• [Task prompt] Find all the lines with "page" and gather them.

------ Given records ------

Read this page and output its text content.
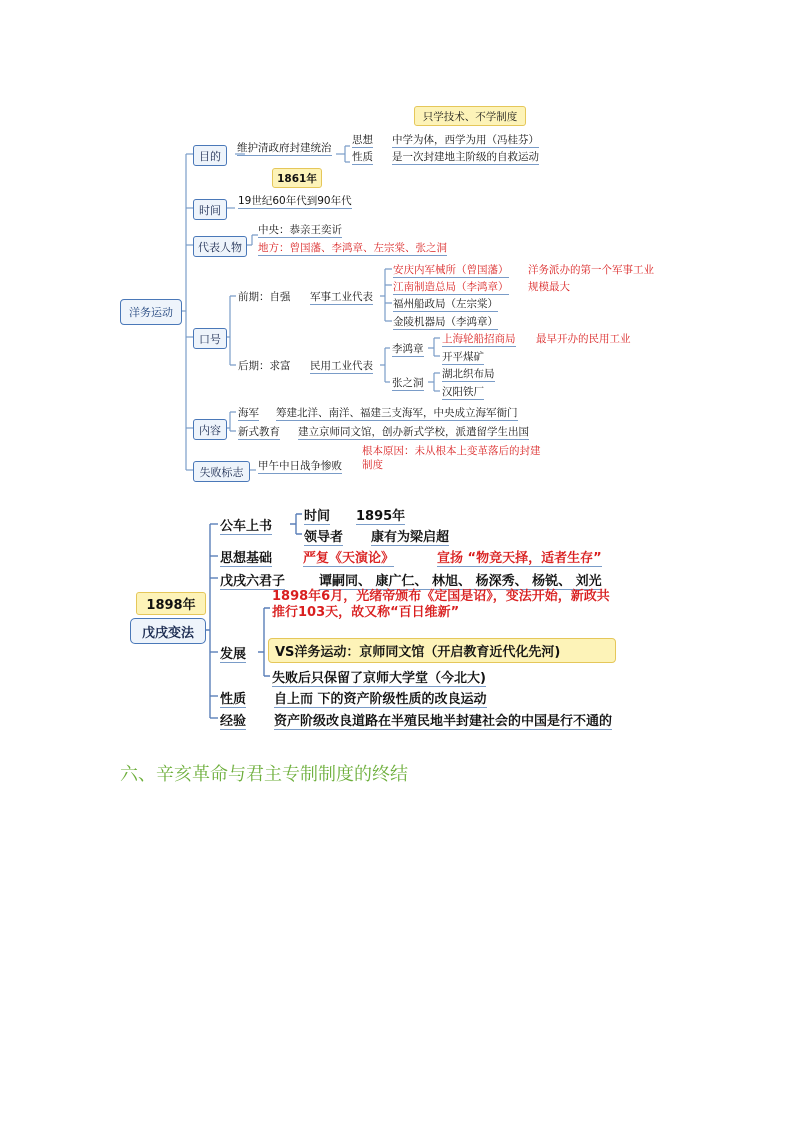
洋务运动
目的
只学技术、不学制度
维护清政府封建统治
思想 中学为体，西学为用（冯桂芬）
性质 是一次封建地主阶级的自救运动
时间
1861年
19世纪60年代到90年代
代表人物
中央：恭亲王奕䜣
地方：曾国藩、李鸿章、左宗棠、张之洞
口号
前期：自强 军事工业代表
安庆内军械所（曾国藩）
江南制造总局（李鸿章）
福州船政局（左宗棠）
金陵机器局（李鸿章）
洋务派办的第一个军事工业
规模最大
后期：求富 民用工业代表
李鸿章
上海轮船招商局
开平煤矿
最早开办的民用工业
张之洞
湖北织布局
汉阳铁厂
内容
海军 筹建北洋、南洋、福建三支海军，中央成立海军衙门
新式教育 建立京师同文馆，创办新式学校，派遣留学生出国
失败标志	甲午中日战争惨败
根本原因：未从根本上变革落后的封建制度
1898年
戊戌变法
公车上书
时间 1895年
领导者 康有为梁启超
思想基础 严复《天演论》	宣扬 “物竞天择，适者生存”
戊戌六君子	谭嗣同、 康广仁、 林旭、 杨深秀、 杨锐、 刘光
发展
1898年6月，光绪帝颁布《定国是诏》，变法开始，新政共推行103天，故又称“百日维新”
VS洋务运动：京师同文馆（开启教育近代化先河)
失败后只保留了京师大学堂（今北大)
性质 自上而 下的资产阶级性质的改良运动
经验 资产阶级改良道路在半殖民地半封建社会的中国是行不通的
六、辛亥革命与君主专制制度的终结
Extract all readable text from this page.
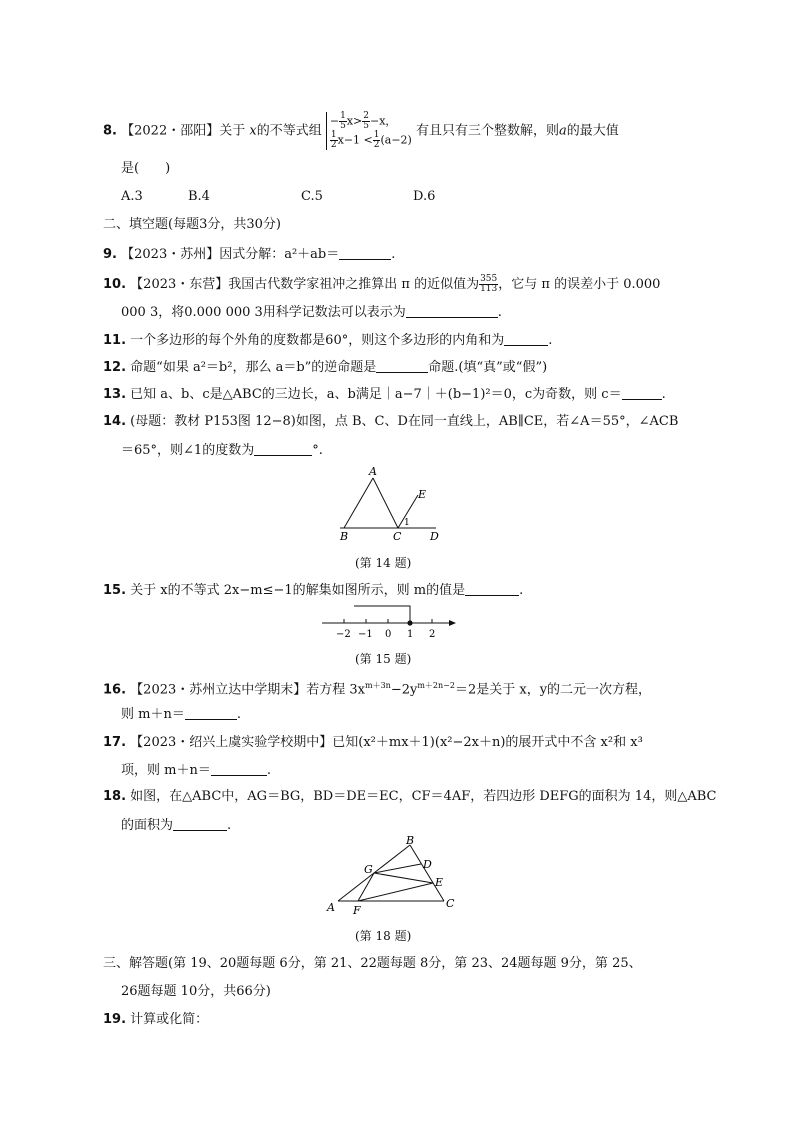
8. 【2022・邵阳】关于 x的不等式组
− $\frac{1}{5} x> \frac{2}{5} -x$，
$\frac{1}{2} x-1 < \frac{1}{2} (a-2)$
有且只有三个整数解，则a的最大值
是(　　)
A.3	B.4	C.5	D.6
二、填空题(每题3分，共30分)
9. 【2023・苏州】因式分解：a²＋ab＝	.
10. 【2023・东营】我国古代数学家祖冲之推算出 π 的近似值为 $\frac{355}{113}$ ，它与 π 的误差小于 0.000
000 3，将0.000 000 3用科学记数法可以表示为	.
11. 一个多边形的每个外角的度数都是60°，则这个多边形的内角和为	.
12. 命题“如果 a²＝b²，那么 a＝b”的逆命题是	命题.(填“真”或“假”)
13. 已知 a、b、c是△ABC的三边长，a、b满足｜a−7｜＋(b−1)²＝0，c为奇数，则 c＝	.
14. (母题：教材 P153图 12−8)如图，点 B、C、D在同一直线上，AB∥CE，若∠A＝55°，∠ACB
＝65°，则∠1的度数为	°.
A
B	C	D
E
1
(第 14 题)
15. 关于 x的不等式 2x−m≤−1的解集如图所示，则 m的值是	.
−2 −1 0 1 2
(第 15 题)
16. 【2023・苏州立达中学期末】若方程 $3x^{m+3n}-2y^{m+2n-2}=2$是关于 x，y的二元一次方程，
则 m＋n＝	.
17. 【2023・绍兴上虞实验学校期中】已知(x²＋mx＋1)(x²−2x＋n)的展开式中不含 x²和 x³
项，则 m＋n＝	.
18. 如图，在△ABC中，AG＝BG，BD＝DE＝EC，CF＝4AF，若四边形 DEFG的面积为 14，则△ABC
的面积为	.
A
B
C
D
E
F
G
(第 18 题)
三、解答题(第 19、20题每题 6分，第 21、22题每题 8分，第 23、24题每题 9分，第 25、
26题每题 10分，共66分)
19. 计算或化简：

------

• [Full response]
Read this page and output its text content.
Extract all readable text from this page.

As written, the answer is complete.